Part of a data file
-*-

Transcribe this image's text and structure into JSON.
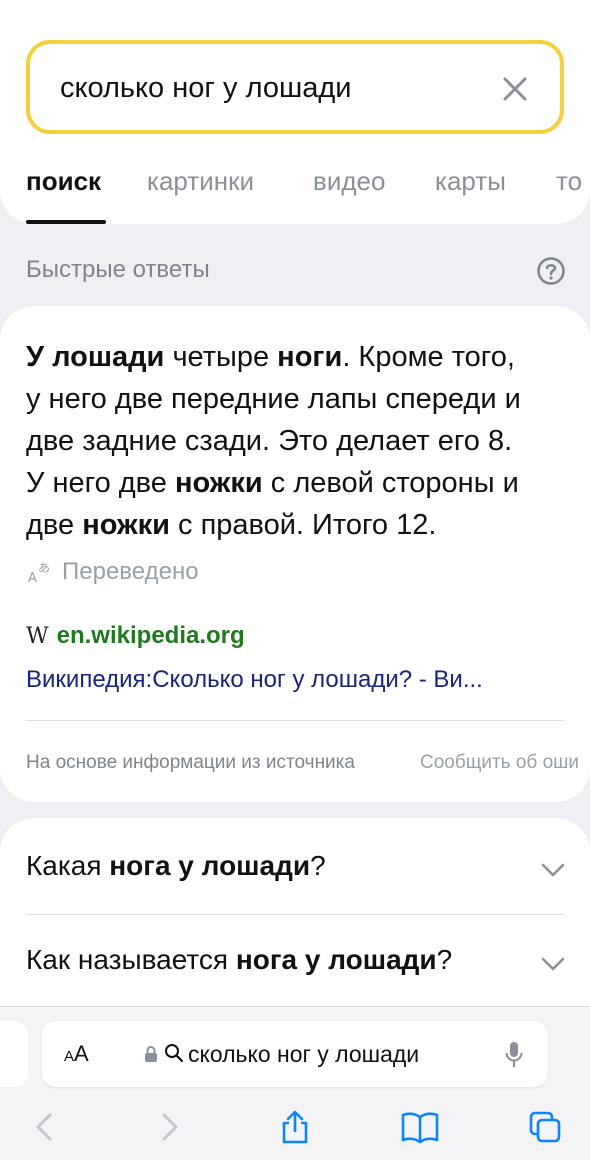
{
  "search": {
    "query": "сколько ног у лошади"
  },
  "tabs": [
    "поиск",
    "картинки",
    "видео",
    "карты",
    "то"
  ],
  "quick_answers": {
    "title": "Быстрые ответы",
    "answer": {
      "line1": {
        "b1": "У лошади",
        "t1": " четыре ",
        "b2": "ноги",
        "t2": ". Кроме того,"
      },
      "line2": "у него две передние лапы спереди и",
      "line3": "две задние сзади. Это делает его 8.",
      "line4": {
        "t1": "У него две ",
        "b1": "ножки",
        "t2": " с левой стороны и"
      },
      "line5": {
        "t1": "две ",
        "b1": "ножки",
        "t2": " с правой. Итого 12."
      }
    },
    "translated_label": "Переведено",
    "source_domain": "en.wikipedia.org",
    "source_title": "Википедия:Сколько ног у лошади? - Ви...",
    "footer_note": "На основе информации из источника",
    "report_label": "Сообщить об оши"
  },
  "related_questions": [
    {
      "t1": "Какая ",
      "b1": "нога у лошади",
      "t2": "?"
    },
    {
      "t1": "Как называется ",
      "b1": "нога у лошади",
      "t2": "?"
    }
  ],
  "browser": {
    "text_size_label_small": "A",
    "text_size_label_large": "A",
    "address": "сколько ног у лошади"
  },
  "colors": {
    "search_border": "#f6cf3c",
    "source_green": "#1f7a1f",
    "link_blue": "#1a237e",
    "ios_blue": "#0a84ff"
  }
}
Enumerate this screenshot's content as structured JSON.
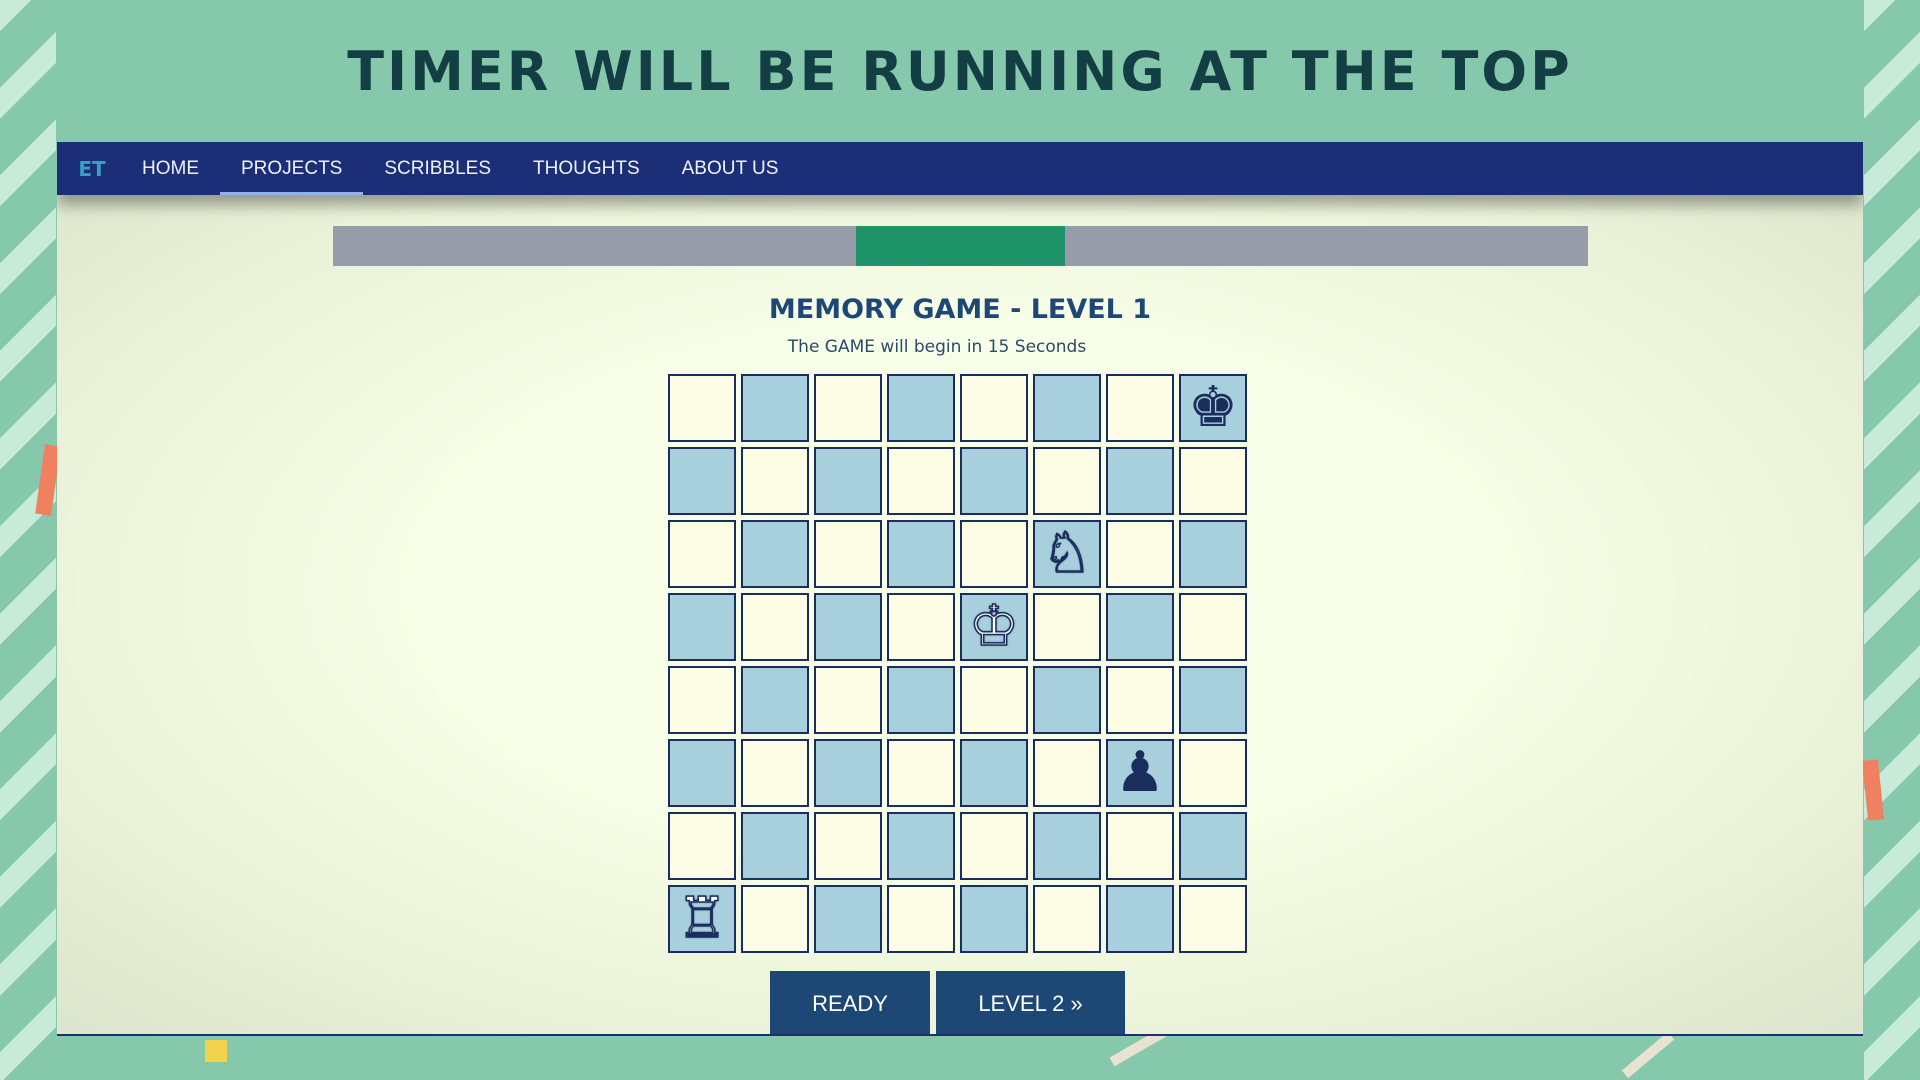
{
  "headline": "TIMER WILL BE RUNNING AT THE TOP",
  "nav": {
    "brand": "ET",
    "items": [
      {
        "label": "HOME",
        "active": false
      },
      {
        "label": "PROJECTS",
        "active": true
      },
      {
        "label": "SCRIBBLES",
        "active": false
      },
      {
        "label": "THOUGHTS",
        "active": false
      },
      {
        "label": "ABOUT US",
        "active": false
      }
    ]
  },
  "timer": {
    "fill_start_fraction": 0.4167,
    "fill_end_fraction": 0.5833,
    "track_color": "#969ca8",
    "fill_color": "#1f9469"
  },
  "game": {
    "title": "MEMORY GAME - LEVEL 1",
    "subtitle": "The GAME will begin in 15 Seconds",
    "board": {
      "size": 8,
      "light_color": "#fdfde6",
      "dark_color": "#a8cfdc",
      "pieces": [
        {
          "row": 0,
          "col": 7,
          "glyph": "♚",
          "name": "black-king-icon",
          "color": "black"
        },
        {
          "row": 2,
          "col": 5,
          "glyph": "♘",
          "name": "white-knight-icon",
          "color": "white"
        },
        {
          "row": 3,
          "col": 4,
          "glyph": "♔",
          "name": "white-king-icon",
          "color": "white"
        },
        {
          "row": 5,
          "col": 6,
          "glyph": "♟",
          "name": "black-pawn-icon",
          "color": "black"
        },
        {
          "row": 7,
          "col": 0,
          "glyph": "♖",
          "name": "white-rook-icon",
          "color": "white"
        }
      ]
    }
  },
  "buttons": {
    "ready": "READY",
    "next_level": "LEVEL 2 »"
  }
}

-*-

_Work instructions_
Set down the complete material exactly, but do not include the images.

_Solved exercise_
Transcribe this image's text and structure into JSON.
{
  "search": {
    "query": "сколько ног у лошади"
  },
  "tabs": [
    "поиск",
    "картинки",
    "видео",
    "карты",
    "то"
  ],
  "quick_answers": {
    "title": "Быстрые ответы",
    "answer": {
      "line1": {
        "b1": "У лошади",
        "t1": " четыре ",
        "b2": "ноги",
        "t2": ". Кроме того,"
      },
      "line2": "у него две передние лапы спереди и",
      "line3": "две задние сзади. Это делает его 8.",
      "line4": {
        "t1": "У него две ",
        "b1": "ножки",
        "t2": " с левой стороны и"
      },
      "line5": {
        "t1": "две ",
        "b1": "ножки",
        "t2": " с правой. Итого 12."
      }
    },
    "translated_label": "Переведено",
    "source_domain": "en.wikipedia.org",
    "source_title": "Википедия:Сколько ног у лошади? - Ви...",
    "footer_note": "На основе информации из источника",
    "report_label": "Сообщить об оши"
  },
  "related_questions": [
    {
      "t1": "Какая ",
      "b1": "нога у лошади",
      "t2": "?"
    },
    {
      "t1": "Как называется ",
      "b1": "нога у лошади",
      "t2": "?"
    }
  ],
  "browser": {
    "text_size_label_small": "A",
    "text_size_label_large": "A",
    "address": "сколько ног у лошади"
  },
  "colors": {
    "search_border": "#f6cf3c",
    "source_green": "#1f7a1f",
    "link_blue": "#1a237e",
    "ios_blue": "#0a84ff"
  }
}
Enumerate this screenshot's content as structured JSON.
{
  "headline": "TIMER WILL BE RUNNING AT THE TOP",
  "nav": {
    "brand": "ET",
    "items": [
      {
        "label": "HOME",
        "active": false
      },
      {
        "label": "PROJECTS",
        "active": true
      },
      {
        "label": "SCRIBBLES",
        "active": false
      },
      {
        "label": "THOUGHTS",
        "active": false
      },
      {
        "label": "ABOUT US",
        "active": false
      }
    ]
  },
  "timer": {
    "fill_start_fraction": 0.4167,
    "fill_end_fraction": 0.5833,
    "track_color": "#969ca8",
    "fill_color": "#1f9469"
  },
  "game": {
    "title": "MEMORY GAME - LEVEL 1",
    "subtitle": "The GAME will begin in 15 Seconds",
    "board": {
      "size": 8,
      "light_color": "#fdfde6",
      "dark_color": "#a8cfdc",
      "pieces": [
        {
          "row": 0,
          "col": 7,
          "glyph": "♚",
          "name": "black-king-icon",
          "color": "black"
        },
        {
          "row": 2,
          "col": 5,
          "glyph": "♘",
          "name": "white-knight-icon",
          "color": "white"
        },
        {
          "row": 3,
          "col": 4,
          "glyph": "♔",
          "name": "white-king-icon",
          "color": "white"
        },
        {
          "row": 5,
          "col": 6,
          "glyph": "♟",
          "name": "black-pawn-icon",
          "color": "black"
        },
        {
          "row": 7,
          "col": 0,
          "glyph": "♖",
          "name": "white-rook-icon",
          "color": "white"
        }
      ]
    }
  },
  "buttons": {
    "ready": "READY",
    "next_level": "LEVEL 2 »"
  }
}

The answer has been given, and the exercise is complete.